### GIVEN TASK
Write out the entire listing below exactly as it appears, minus any pictures.

### EXTRACTED RECORDS
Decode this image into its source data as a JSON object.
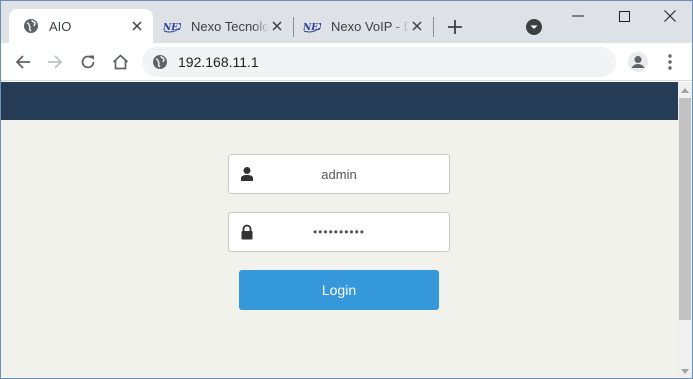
{
  "browser": {
    "tabs": [
      {
        "title": "AIO",
        "favicon": "globe-icon",
        "active": true
      },
      {
        "title": "Nexo Tecnolog",
        "favicon": "nexo-logo-icon",
        "active": false
      },
      {
        "title": "Nexo VoIP - De",
        "favicon": "nexo-logo-icon",
        "active": false
      }
    ],
    "address": "192.168.11.1",
    "colors": {
      "tabstrip": "#dee1e6",
      "omnibox": "#f1f3f4"
    }
  },
  "page": {
    "colors": {
      "header": "#263c56",
      "background": "#f2f2ec",
      "button": "#3498db"
    },
    "username": {
      "value": "admin",
      "icon": "user-icon"
    },
    "password": {
      "value": "••••••••••",
      "icon": "lock-icon"
    },
    "login_label": "Login"
  }
}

### TASK OUTPUT
Decode this image into its source data as a JSON object.
{
  "browser": {
    "tabs": [
      {
        "title": "AIO",
        "favicon": "globe-icon",
        "active": true
      },
      {
        "title": "Nexo Tecnolog",
        "favicon": "nexo-logo-icon",
        "active": false
      },
      {
        "title": "Nexo VoIP - De",
        "favicon": "nexo-logo-icon",
        "active": false
      }
    ],
    "address": "192.168.11.1",
    "colors": {
      "tabstrip": "#dee1e6",
      "omnibox": "#f1f3f4"
    }
  },
  "page": {
    "colors": {
      "header": "#263c56",
      "background": "#f2f2ec",
      "button": "#3498db"
    },
    "username": {
      "value": "admin",
      "icon": "user-icon"
    },
    "password": {
      "value": "••••••••••",
      "icon": "lock-icon"
    },
    "login_label": "Login"
  }
}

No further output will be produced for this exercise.